Stored rows:
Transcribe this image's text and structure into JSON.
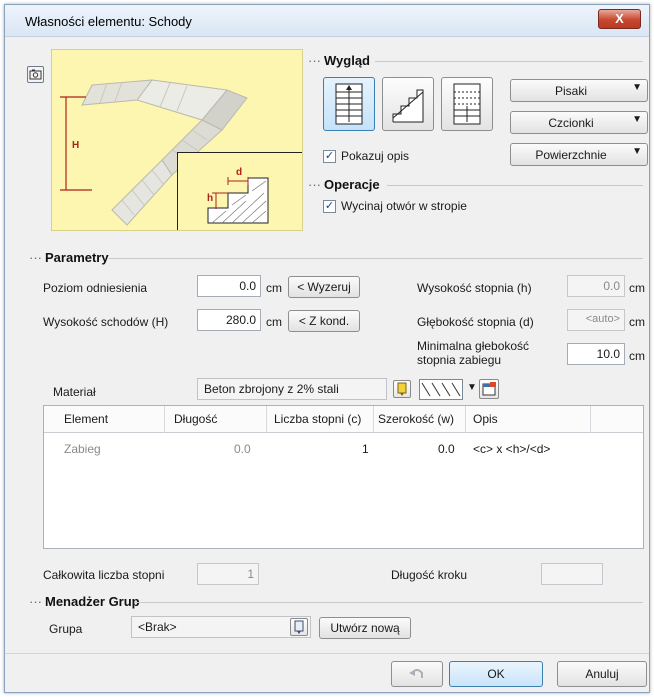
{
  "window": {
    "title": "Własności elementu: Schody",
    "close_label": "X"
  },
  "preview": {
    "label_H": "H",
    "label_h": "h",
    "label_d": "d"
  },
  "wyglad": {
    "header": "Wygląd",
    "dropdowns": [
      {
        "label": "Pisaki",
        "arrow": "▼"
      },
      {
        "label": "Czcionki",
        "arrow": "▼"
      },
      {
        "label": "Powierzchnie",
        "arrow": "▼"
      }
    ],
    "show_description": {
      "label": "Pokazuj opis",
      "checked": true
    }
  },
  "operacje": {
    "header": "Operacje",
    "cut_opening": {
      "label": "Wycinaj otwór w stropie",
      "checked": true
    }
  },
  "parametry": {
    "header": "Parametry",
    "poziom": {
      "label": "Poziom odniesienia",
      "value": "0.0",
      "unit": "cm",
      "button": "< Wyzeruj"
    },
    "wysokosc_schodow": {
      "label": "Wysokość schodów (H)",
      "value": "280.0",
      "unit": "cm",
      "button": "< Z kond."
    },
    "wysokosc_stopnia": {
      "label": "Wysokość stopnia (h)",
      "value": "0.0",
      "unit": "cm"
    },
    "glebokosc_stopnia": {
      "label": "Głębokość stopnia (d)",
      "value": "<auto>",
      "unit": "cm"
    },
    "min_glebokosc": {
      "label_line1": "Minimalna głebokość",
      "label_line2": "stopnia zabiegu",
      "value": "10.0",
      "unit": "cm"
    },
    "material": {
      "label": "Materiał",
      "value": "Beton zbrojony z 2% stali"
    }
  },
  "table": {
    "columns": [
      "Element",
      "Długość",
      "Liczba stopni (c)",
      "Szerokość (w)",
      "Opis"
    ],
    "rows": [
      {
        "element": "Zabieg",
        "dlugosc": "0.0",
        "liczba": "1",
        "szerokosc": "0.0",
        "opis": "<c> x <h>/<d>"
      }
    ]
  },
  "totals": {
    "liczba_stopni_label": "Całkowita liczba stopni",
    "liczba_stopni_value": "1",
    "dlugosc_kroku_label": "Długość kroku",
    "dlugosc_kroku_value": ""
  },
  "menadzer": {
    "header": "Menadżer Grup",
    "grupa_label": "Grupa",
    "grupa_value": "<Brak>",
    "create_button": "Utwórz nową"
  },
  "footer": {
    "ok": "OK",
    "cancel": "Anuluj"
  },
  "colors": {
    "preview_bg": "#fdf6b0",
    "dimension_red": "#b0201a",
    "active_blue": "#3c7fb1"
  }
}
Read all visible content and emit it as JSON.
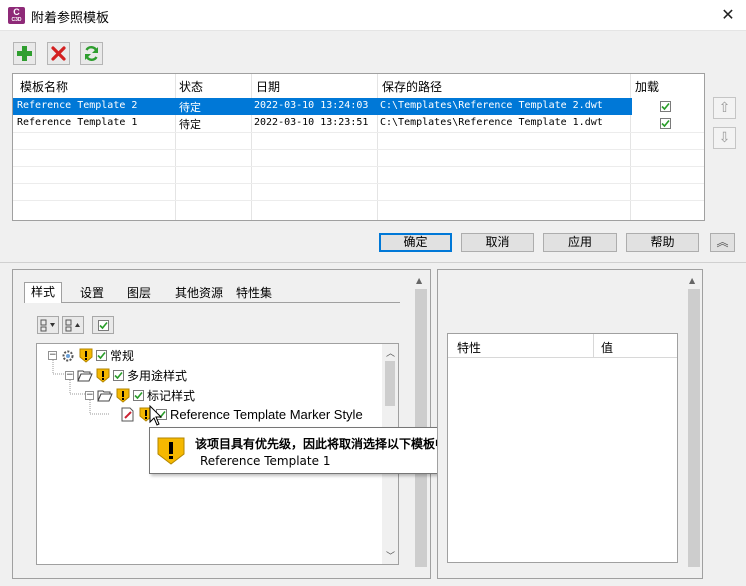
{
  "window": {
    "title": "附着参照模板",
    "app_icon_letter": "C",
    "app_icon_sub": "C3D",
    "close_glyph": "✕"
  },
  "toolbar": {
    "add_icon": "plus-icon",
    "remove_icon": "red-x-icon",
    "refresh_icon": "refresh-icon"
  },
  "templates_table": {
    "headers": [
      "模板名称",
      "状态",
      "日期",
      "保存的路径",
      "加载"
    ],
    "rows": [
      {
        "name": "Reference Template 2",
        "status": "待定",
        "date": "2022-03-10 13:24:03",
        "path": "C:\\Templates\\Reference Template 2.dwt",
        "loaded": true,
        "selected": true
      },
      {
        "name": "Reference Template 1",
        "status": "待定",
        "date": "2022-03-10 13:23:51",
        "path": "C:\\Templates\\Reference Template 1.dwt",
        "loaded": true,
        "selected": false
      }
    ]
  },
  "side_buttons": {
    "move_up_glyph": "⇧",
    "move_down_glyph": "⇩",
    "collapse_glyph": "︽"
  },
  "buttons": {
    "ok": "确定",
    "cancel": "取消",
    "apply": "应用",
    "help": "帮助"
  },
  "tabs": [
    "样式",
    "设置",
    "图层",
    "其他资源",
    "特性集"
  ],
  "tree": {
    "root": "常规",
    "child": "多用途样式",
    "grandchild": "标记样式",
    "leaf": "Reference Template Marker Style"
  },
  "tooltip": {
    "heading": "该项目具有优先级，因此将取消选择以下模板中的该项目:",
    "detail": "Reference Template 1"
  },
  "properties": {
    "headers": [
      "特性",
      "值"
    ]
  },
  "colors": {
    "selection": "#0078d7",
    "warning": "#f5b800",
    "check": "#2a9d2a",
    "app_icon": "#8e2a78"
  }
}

What is required:
Give every line above again exactly, with no pictures.

Solution:
Transcribe this image's text and structure into JSON.
{
  "window": {
    "title": "Własności elementu: Schody",
    "close_label": "X"
  },
  "preview": {
    "label_H": "H",
    "label_h": "h",
    "label_d": "d"
  },
  "wyglad": {
    "header": "Wygląd",
    "dropdowns": [
      {
        "label": "Pisaki",
        "arrow": "▼"
      },
      {
        "label": "Czcionki",
        "arrow": "▼"
      },
      {
        "label": "Powierzchnie",
        "arrow": "▼"
      }
    ],
    "show_description": {
      "label": "Pokazuj opis",
      "checked": true
    }
  },
  "operacje": {
    "header": "Operacje",
    "cut_opening": {
      "label": "Wycinaj otwór w stropie",
      "checked": true
    }
  },
  "parametry": {
    "header": "Parametry",
    "poziom": {
      "label": "Poziom odniesienia",
      "value": "0.0",
      "unit": "cm",
      "button": "< Wyzeruj"
    },
    "wysokosc_schodow": {
      "label": "Wysokość schodów (H)",
      "value": "280.0",
      "unit": "cm",
      "button": "< Z kond."
    },
    "wysokosc_stopnia": {
      "label": "Wysokość stopnia (h)",
      "value": "0.0",
      "unit": "cm"
    },
    "glebokosc_stopnia": {
      "label": "Głębokość stopnia (d)",
      "value": "<auto>",
      "unit": "cm"
    },
    "min_glebokosc": {
      "label_line1": "Minimalna głebokość",
      "label_line2": "stopnia zabiegu",
      "value": "10.0",
      "unit": "cm"
    },
    "material": {
      "label": "Materiał",
      "value": "Beton zbrojony z 2% stali"
    }
  },
  "table": {
    "columns": [
      "Element",
      "Długość",
      "Liczba stopni (c)",
      "Szerokość (w)",
      "Opis"
    ],
    "rows": [
      {
        "element": "Zabieg",
        "dlugosc": "0.0",
        "liczba": "1",
        "szerokosc": "0.0",
        "opis": "<c> x <h>/<d>"
      }
    ]
  },
  "totals": {
    "liczba_stopni_label": "Całkowita liczba stopni",
    "liczba_stopni_value": "1",
    "dlugosc_kroku_label": "Długość kroku",
    "dlugosc_kroku_value": ""
  },
  "menadzer": {
    "header": "Menadżer Grup",
    "grupa_label": "Grupa",
    "grupa_value": "<Brak>",
    "create_button": "Utwórz nową"
  },
  "footer": {
    "ok": "OK",
    "cancel": "Anuluj"
  },
  "colors": {
    "preview_bg": "#fdf6b0",
    "dimension_red": "#b0201a",
    "active_blue": "#3c7fb1"
  }
}
Read all visible content and emit it as JSON.
{
  "window": {
    "title": "附着参照模板",
    "app_icon_letter": "C",
    "app_icon_sub": "C3D",
    "close_glyph": "✕"
  },
  "toolbar": {
    "add_icon": "plus-icon",
    "remove_icon": "red-x-icon",
    "refresh_icon": "refresh-icon"
  },
  "templates_table": {
    "headers": [
      "模板名称",
      "状态",
      "日期",
      "保存的路径",
      "加载"
    ],
    "rows": [
      {
        "name": "Reference Template 2",
        "status": "待定",
        "date": "2022-03-10 13:24:03",
        "path": "C:\\Templates\\Reference Template 2.dwt",
        "loaded": true,
        "selected": true
      },
      {
        "name": "Reference Template 1",
        "status": "待定",
        "date": "2022-03-10 13:23:51",
        "path": "C:\\Templates\\Reference Template 1.dwt",
        "loaded": true,
        "selected": false
      }
    ]
  },
  "side_buttons": {
    "move_up_glyph": "⇧",
    "move_down_glyph": "⇩",
    "collapse_glyph": "︽"
  },
  "buttons": {
    "ok": "确定",
    "cancel": "取消",
    "apply": "应用",
    "help": "帮助"
  },
  "tabs": [
    "样式",
    "设置",
    "图层",
    "其他资源",
    "特性集"
  ],
  "tree": {
    "root": "常规",
    "child": "多用途样式",
    "grandchild": "标记样式",
    "leaf": "Reference Template Marker Style"
  },
  "tooltip": {
    "heading": "该项目具有优先级，因此将取消选择以下模板中的该项目:",
    "detail": "Reference Template 1"
  },
  "properties": {
    "headers": [
      "特性",
      "值"
    ]
  },
  "colors": {
    "selection": "#0078d7",
    "warning": "#f5b800",
    "check": "#2a9d2a",
    "app_icon": "#8e2a78"
  }
}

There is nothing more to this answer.